Element and region data:
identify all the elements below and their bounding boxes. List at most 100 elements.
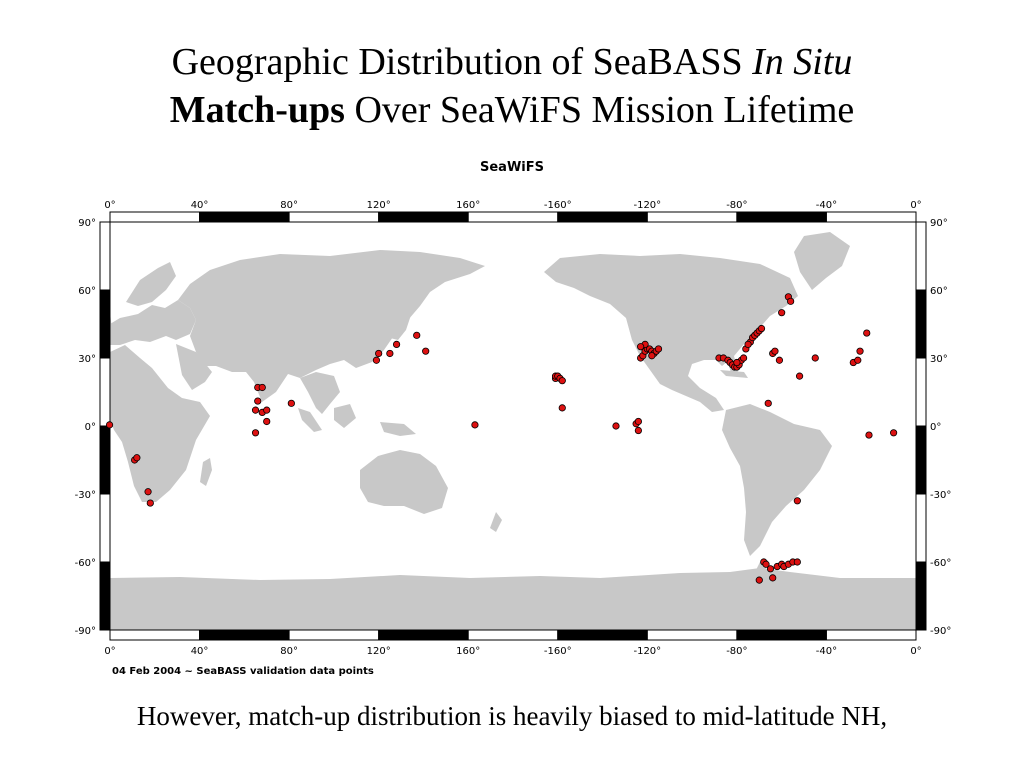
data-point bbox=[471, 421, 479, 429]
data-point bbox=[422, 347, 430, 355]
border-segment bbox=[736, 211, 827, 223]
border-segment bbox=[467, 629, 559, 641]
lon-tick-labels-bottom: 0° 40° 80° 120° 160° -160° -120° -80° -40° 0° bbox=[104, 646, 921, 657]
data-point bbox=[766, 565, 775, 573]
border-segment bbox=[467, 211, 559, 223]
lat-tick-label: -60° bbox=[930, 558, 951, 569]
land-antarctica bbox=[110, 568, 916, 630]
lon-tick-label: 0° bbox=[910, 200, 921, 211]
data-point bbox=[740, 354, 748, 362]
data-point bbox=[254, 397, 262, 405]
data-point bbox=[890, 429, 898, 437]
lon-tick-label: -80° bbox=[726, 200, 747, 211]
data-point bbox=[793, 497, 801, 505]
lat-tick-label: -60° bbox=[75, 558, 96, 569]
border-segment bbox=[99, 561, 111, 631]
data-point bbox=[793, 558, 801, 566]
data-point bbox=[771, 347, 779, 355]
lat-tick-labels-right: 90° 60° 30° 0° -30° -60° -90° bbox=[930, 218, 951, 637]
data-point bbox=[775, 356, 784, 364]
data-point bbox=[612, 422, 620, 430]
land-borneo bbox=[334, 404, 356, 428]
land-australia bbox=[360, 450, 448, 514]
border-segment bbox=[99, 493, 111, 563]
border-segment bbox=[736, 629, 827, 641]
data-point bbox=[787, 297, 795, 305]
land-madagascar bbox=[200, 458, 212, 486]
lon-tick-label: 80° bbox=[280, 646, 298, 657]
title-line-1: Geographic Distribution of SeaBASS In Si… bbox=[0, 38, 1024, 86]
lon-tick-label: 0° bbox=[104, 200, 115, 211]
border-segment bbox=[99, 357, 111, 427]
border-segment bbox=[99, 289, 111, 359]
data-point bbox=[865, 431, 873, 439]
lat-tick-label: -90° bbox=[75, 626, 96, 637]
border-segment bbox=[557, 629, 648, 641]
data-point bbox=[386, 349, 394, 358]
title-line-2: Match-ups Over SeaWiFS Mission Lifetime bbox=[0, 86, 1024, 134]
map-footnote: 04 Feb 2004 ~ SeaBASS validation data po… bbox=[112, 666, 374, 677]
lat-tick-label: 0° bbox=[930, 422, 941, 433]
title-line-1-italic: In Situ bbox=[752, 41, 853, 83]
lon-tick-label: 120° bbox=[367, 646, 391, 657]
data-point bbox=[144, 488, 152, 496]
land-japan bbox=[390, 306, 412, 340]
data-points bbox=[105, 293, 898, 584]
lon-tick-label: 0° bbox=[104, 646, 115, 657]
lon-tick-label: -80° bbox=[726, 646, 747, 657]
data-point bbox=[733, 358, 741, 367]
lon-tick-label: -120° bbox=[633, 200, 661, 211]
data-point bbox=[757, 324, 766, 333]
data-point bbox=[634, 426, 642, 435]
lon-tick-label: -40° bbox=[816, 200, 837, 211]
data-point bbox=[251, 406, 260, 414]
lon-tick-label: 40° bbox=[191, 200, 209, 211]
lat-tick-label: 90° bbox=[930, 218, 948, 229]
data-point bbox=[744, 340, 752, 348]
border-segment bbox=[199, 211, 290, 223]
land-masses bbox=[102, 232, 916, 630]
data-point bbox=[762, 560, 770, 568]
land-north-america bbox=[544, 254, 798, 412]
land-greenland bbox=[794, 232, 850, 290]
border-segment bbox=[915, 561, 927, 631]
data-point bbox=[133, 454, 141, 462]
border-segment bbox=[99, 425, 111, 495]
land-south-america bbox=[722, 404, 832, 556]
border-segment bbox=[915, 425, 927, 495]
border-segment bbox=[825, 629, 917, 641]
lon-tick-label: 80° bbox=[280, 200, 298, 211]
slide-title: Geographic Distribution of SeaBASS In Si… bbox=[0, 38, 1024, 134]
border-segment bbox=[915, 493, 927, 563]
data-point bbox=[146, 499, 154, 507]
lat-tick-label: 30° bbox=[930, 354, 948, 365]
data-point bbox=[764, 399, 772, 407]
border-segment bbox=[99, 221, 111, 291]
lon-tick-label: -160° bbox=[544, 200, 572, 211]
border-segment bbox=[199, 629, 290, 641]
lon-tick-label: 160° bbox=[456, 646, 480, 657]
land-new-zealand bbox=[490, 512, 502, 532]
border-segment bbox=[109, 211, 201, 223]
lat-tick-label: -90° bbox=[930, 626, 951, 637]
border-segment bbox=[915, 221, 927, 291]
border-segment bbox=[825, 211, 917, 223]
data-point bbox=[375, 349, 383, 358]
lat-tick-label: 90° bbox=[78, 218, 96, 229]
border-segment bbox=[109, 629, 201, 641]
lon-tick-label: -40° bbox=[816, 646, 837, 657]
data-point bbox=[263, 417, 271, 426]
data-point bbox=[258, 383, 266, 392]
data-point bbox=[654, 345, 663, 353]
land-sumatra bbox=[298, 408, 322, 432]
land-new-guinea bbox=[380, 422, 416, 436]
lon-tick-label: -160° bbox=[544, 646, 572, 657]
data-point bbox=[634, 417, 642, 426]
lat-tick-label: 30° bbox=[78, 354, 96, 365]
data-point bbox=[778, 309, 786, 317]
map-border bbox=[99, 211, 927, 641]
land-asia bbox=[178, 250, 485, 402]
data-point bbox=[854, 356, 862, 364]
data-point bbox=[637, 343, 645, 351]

## [Exercise task]
Retype the lines of the listing starting with the line containing "data-point bbox=[471, 421, 479, 429]" and going on through the line containing "data-point bbox=[386, 349, 394, 358]", including both of those lines.

## [Full answer]
data-point bbox=[471, 421, 479, 429]
data-point bbox=[422, 347, 430, 355]
border-segment bbox=[736, 211, 827, 223]
border-segment bbox=[467, 629, 559, 641]
lon-tick-labels-bottom: 0° 40° 80° 120° 160° -160° -120° -80° -40° 0° bbox=[104, 646, 921, 657]
data-point bbox=[766, 565, 775, 573]
border-segment bbox=[467, 211, 559, 223]
lat-tick-label: -60° bbox=[930, 558, 951, 569]
land-antarctica bbox=[110, 568, 916, 630]
lon-tick-label: 0° bbox=[910, 200, 921, 211]
data-point bbox=[740, 354, 748, 362]
data-point bbox=[254, 397, 262, 405]
data-point bbox=[890, 429, 898, 437]
lon-tick-label: -80° bbox=[726, 200, 747, 211]
data-point bbox=[793, 497, 801, 505]
lat-tick-label: -60° bbox=[75, 558, 96, 569]
border-segment bbox=[99, 561, 111, 631]
data-point bbox=[793, 558, 801, 566]
data-point bbox=[771, 347, 779, 355]
lat-tick-labels-right: 90° 60° 30° 0° -30° -60° -90° bbox=[930, 218, 951, 637]
data-point bbox=[775, 356, 784, 364]
data-point bbox=[612, 422, 620, 430]
land-borneo bbox=[334, 404, 356, 428]
land-australia bbox=[360, 450, 448, 514]
border-segment bbox=[99, 493, 111, 563]
border-segment bbox=[736, 629, 827, 641]
data-point bbox=[787, 297, 795, 305]
land-madagascar bbox=[200, 458, 212, 486]
lon-tick-label: 80° bbox=[280, 646, 298, 657]
title-line-1: Geographic Distribution of SeaBASS In Si… bbox=[0, 38, 1024, 86]
lon-tick-label: 0° bbox=[104, 200, 115, 211]
border-segment bbox=[99, 357, 111, 427]
border-segment bbox=[99, 289, 111, 359]
data-point bbox=[865, 431, 873, 439]
lat-tick-label: -90° bbox=[75, 626, 96, 637]
border-segment bbox=[557, 629, 648, 641]
data-point bbox=[386, 349, 394, 358]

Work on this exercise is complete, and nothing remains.